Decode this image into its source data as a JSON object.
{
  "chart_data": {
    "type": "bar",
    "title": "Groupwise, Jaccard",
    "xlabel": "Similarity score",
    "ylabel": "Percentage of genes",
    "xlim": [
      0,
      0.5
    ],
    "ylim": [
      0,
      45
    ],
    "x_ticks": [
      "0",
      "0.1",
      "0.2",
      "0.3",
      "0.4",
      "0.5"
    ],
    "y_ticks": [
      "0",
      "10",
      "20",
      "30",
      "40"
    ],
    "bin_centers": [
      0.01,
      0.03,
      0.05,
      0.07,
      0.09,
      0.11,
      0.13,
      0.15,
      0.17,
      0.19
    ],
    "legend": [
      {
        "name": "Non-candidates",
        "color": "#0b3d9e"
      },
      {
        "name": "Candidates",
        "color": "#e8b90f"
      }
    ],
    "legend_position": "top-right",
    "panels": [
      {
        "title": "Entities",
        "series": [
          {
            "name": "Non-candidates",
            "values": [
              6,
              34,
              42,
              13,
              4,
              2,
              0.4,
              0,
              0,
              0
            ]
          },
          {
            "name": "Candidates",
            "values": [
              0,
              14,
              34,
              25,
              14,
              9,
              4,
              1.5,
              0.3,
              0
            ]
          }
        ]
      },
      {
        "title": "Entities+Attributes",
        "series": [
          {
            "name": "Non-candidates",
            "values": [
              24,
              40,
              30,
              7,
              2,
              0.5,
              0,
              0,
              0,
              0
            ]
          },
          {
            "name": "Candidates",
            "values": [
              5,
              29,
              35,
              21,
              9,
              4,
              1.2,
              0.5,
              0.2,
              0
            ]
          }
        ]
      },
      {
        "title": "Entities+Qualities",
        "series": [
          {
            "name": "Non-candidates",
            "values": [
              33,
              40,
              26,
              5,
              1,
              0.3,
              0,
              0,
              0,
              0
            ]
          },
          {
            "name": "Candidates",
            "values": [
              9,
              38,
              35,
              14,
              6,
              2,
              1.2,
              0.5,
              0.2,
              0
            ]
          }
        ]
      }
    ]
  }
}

● ● ●

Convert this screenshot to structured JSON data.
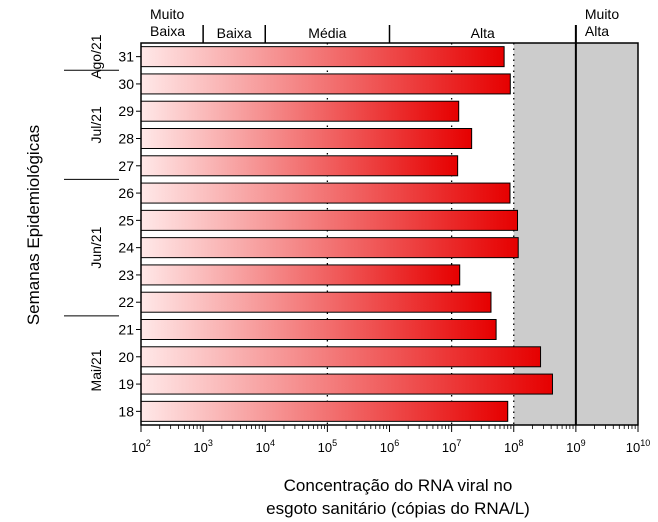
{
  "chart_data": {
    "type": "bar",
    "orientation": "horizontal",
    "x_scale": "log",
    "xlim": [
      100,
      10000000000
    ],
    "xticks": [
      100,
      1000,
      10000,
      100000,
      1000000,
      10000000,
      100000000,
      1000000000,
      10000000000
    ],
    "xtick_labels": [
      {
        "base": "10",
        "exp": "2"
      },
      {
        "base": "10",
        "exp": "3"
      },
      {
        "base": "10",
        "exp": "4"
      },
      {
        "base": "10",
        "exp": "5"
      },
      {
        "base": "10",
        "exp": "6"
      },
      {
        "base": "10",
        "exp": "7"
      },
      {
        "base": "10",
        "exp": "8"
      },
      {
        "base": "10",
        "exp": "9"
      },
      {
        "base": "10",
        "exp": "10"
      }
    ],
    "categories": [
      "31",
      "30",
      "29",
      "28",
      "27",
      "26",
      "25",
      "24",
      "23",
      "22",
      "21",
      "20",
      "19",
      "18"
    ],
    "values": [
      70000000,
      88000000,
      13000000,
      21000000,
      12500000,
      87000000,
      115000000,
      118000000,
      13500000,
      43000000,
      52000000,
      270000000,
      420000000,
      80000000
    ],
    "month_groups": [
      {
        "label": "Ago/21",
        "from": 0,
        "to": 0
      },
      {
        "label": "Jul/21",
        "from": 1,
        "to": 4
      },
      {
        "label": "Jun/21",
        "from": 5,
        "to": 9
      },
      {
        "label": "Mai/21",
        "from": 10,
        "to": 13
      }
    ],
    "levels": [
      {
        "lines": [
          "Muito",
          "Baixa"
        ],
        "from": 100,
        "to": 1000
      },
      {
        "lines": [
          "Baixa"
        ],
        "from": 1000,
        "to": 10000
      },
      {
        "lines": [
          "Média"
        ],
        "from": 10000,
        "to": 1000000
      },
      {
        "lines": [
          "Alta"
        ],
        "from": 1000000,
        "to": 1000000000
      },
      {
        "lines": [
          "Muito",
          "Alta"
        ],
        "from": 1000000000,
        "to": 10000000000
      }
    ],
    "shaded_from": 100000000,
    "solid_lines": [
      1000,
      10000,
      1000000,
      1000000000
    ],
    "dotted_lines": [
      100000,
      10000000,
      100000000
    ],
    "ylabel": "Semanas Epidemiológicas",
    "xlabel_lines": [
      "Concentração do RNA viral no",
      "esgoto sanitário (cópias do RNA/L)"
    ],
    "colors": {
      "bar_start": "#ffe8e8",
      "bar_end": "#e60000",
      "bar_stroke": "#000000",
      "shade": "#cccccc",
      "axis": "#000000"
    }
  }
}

● ● ●

## Problem description
Counting only lines that hold the word "this", state how many the material contains, and add nothing.

## Response
2